[START Task inputs]

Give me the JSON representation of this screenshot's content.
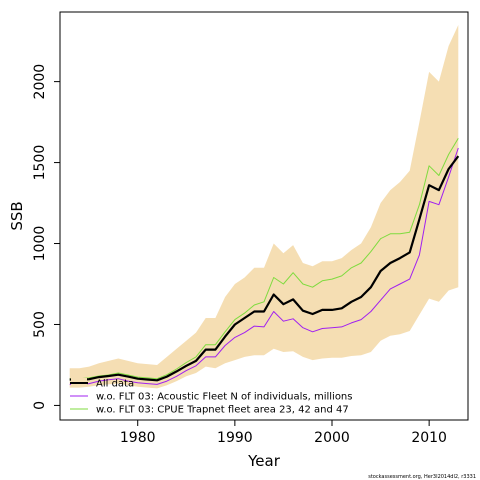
{
  "chart_data": {
    "type": "line",
    "title": "",
    "xlabel": "Year",
    "ylabel": "SSB",
    "xlim": [
      1972,
      2014
    ],
    "ylim": [
      -90,
      2430
    ],
    "xticks": [
      1980,
      1990,
      2000,
      2010
    ],
    "yticks": [
      0,
      500,
      1000,
      1500,
      2000
    ],
    "grid": false,
    "legend_position": "bottom-left",
    "colors": {
      "band": "#f5deb3",
      "all_data": "#000000",
      "acoustic": "#a020f0",
      "cpue": "#7fdb3f"
    },
    "x": [
      1973,
      1974,
      1975,
      1976,
      1977,
      1978,
      1979,
      1980,
      1981,
      1982,
      1983,
      1984,
      1985,
      1986,
      1987,
      1988,
      1989,
      1990,
      1991,
      1992,
      1993,
      1994,
      1995,
      1996,
      1997,
      1998,
      1999,
      2000,
      2001,
      2002,
      2003,
      2004,
      2005,
      2006,
      2007,
      2008,
      2009,
      2010,
      2011,
      2012,
      2013
    ],
    "band": {
      "name": "All data",
      "lower": [
        110,
        110,
        115,
        125,
        130,
        135,
        125,
        115,
        110,
        105,
        125,
        150,
        180,
        200,
        240,
        230,
        260,
        280,
        300,
        310,
        310,
        350,
        330,
        335,
        300,
        280,
        290,
        295,
        295,
        305,
        310,
        330,
        400,
        430,
        440,
        460,
        560,
        660,
        640,
        710,
        730
      ],
      "upper": [
        230,
        230,
        240,
        260,
        275,
        290,
        275,
        260,
        255,
        250,
        300,
        350,
        400,
        450,
        540,
        540,
        670,
        750,
        790,
        850,
        850,
        1000,
        940,
        990,
        880,
        860,
        890,
        890,
        910,
        960,
        1000,
        1100,
        1250,
        1330,
        1380,
        1450,
        1750,
        2060,
        2000,
        2220,
        2350
      ]
    },
    "series": [
      {
        "name": "All data",
        "values": [
          160,
          158,
          162,
          175,
          182,
          190,
          178,
          165,
          160,
          155,
          178,
          210,
          245,
          275,
          345,
          345,
          425,
          500,
          540,
          580,
          580,
          685,
          625,
          655,
          585,
          565,
          590,
          590,
          600,
          640,
          670,
          730,
          830,
          880,
          910,
          945,
          1150,
          1360,
          1330,
          1460,
          1540
        ]
      },
      {
        "name": "w.o. FLT 03: Acoustic Fleet   N of individuals, millions",
        "values": [
          130,
          130,
          135,
          150,
          158,
          165,
          150,
          140,
          135,
          130,
          150,
          180,
          215,
          245,
          300,
          300,
          370,
          420,
          450,
          490,
          485,
          580,
          520,
          535,
          480,
          455,
          475,
          480,
          485,
          510,
          530,
          580,
          650,
          720,
          750,
          780,
          930,
          1260,
          1240,
          1410,
          1590
        ]
      },
      {
        "name": "w.o. FLT 03: CPUE Trapnet fleet area 23, 42 and 47",
        "values": [
          165,
          165,
          170,
          182,
          188,
          200,
          188,
          175,
          170,
          165,
          190,
          225,
          265,
          300,
          375,
          375,
          455,
          530,
          570,
          620,
          640,
          790,
          750,
          820,
          750,
          730,
          770,
          780,
          800,
          850,
          880,
          950,
          1030,
          1060,
          1060,
          1070,
          1240,
          1480,
          1420,
          1550,
          1650
        ]
      }
    ],
    "legend": [
      "All data",
      "w.o. FLT 03: Acoustic Fleet   N of individuals, millions",
      "w.o. FLT 03: CPUE Trapnet fleet area 23, 42 and 47"
    ],
    "footer": "stockassessment.org,  Her3I2014dl2, r3331"
  }
}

[END Task inputs]

Leave out all images, then reproduce the entries above exactly.

§ Correct output:
Give me the JSON representation of this screenshot's content.
{
  "chart_data": {
    "type": "line",
    "title": "",
    "xlabel": "Year",
    "ylabel": "SSB",
    "xlim": [
      1972,
      2014
    ],
    "ylim": [
      -90,
      2430
    ],
    "xticks": [
      1980,
      1990,
      2000,
      2010
    ],
    "yticks": [
      0,
      500,
      1000,
      1500,
      2000
    ],
    "grid": false,
    "legend_position": "bottom-left",
    "colors": {
      "band": "#f5deb3",
      "all_data": "#000000",
      "acoustic": "#a020f0",
      "cpue": "#7fdb3f"
    },
    "x": [
      1973,
      1974,
      1975,
      1976,
      1977,
      1978,
      1979,
      1980,
      1981,
      1982,
      1983,
      1984,
      1985,
      1986,
      1987,
      1988,
      1989,
      1990,
      1991,
      1992,
      1993,
      1994,
      1995,
      1996,
      1997,
      1998,
      1999,
      2000,
      2001,
      2002,
      2003,
      2004,
      2005,
      2006,
      2007,
      2008,
      2009,
      2010,
      2011,
      2012,
      2013
    ],
    "band": {
      "name": "All data",
      "lower": [
        110,
        110,
        115,
        125,
        130,
        135,
        125,
        115,
        110,
        105,
        125,
        150,
        180,
        200,
        240,
        230,
        260,
        280,
        300,
        310,
        310,
        350,
        330,
        335,
        300,
        280,
        290,
        295,
        295,
        305,
        310,
        330,
        400,
        430,
        440,
        460,
        560,
        660,
        640,
        710,
        730
      ],
      "upper": [
        230,
        230,
        240,
        260,
        275,
        290,
        275,
        260,
        255,
        250,
        300,
        350,
        400,
        450,
        540,
        540,
        670,
        750,
        790,
        850,
        850,
        1000,
        940,
        990,
        880,
        860,
        890,
        890,
        910,
        960,
        1000,
        1100,
        1250,
        1330,
        1380,
        1450,
        1750,
        2060,
        2000,
        2220,
        2350
      ]
    },
    "series": [
      {
        "name": "All data",
        "values": [
          160,
          158,
          162,
          175,
          182,
          190,
          178,
          165,
          160,
          155,
          178,
          210,
          245,
          275,
          345,
          345,
          425,
          500,
          540,
          580,
          580,
          685,
          625,
          655,
          585,
          565,
          590,
          590,
          600,
          640,
          670,
          730,
          830,
          880,
          910,
          945,
          1150,
          1360,
          1330,
          1460,
          1540
        ]
      },
      {
        "name": "w.o. FLT 03: Acoustic Fleet   N of individuals, millions",
        "values": [
          130,
          130,
          135,
          150,
          158,
          165,
          150,
          140,
          135,
          130,
          150,
          180,
          215,
          245,
          300,
          300,
          370,
          420,
          450,
          490,
          485,
          580,
          520,
          535,
          480,
          455,
          475,
          480,
          485,
          510,
          530,
          580,
          650,
          720,
          750,
          780,
          930,
          1260,
          1240,
          1410,
          1590
        ]
      },
      {
        "name": "w.o. FLT 03: CPUE Trapnet fleet area 23, 42 and 47",
        "values": [
          165,
          165,
          170,
          182,
          188,
          200,
          188,
          175,
          170,
          165,
          190,
          225,
          265,
          300,
          375,
          375,
          455,
          530,
          570,
          620,
          640,
          790,
          750,
          820,
          750,
          730,
          770,
          780,
          800,
          850,
          880,
          950,
          1030,
          1060,
          1060,
          1070,
          1240,
          1480,
          1420,
          1550,
          1650
        ]
      }
    ],
    "legend": [
      "All data",
      "w.o. FLT 03: Acoustic Fleet   N of individuals, millions",
      "w.o. FLT 03: CPUE Trapnet fleet area 23, 42 and 47"
    ],
    "footer": "stockassessment.org,  Her3I2014dl2, r3331"
  }
}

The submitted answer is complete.